_PROBLEM REQUIREMENTS_.
Report all lines holding "this".

───

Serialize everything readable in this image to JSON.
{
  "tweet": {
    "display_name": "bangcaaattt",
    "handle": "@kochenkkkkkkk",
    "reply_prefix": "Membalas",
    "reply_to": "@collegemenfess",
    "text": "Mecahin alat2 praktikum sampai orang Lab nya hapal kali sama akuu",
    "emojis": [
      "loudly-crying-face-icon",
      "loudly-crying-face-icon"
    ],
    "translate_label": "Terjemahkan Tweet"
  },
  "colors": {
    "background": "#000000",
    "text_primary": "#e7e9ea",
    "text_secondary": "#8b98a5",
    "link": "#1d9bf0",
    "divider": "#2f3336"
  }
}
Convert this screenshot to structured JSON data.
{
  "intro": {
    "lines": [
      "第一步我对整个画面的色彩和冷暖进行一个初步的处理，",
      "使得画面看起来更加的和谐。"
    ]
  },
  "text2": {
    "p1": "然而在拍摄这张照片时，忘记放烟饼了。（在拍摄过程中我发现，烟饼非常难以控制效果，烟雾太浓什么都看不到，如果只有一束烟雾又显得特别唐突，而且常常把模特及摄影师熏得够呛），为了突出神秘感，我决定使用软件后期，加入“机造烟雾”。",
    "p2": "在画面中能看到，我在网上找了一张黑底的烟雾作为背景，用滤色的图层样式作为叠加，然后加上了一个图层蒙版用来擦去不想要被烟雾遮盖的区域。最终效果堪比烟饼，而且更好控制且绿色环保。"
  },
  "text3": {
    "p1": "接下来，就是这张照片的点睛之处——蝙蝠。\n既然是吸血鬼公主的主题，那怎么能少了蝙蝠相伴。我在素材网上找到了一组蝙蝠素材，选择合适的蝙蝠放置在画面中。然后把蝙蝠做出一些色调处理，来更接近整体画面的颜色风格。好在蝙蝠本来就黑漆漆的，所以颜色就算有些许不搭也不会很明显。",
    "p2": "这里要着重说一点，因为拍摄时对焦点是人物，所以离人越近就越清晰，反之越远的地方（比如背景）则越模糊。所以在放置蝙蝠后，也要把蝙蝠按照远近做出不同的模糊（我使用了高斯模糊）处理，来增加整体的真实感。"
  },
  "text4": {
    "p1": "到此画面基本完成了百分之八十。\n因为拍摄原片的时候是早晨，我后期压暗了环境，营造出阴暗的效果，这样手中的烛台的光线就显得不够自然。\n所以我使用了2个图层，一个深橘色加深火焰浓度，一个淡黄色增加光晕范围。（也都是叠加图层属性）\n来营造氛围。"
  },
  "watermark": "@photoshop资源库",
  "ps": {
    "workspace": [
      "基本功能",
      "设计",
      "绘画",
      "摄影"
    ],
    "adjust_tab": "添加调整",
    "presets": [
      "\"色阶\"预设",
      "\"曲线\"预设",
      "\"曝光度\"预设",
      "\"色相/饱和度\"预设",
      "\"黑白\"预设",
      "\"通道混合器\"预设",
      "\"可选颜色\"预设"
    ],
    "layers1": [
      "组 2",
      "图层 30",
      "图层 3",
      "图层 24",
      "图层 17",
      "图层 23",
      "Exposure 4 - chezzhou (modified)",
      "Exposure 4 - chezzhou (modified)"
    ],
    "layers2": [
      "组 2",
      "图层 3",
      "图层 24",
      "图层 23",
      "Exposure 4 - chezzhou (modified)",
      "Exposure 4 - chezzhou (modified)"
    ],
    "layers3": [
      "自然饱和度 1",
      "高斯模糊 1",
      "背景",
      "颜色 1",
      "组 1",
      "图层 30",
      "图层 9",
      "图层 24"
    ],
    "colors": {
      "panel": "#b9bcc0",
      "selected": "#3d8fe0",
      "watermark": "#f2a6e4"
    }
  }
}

───

_WORKED SOLUTION_.
Serialize everything readable in this image to JSON.
Convert this screenshot to structured JSON data.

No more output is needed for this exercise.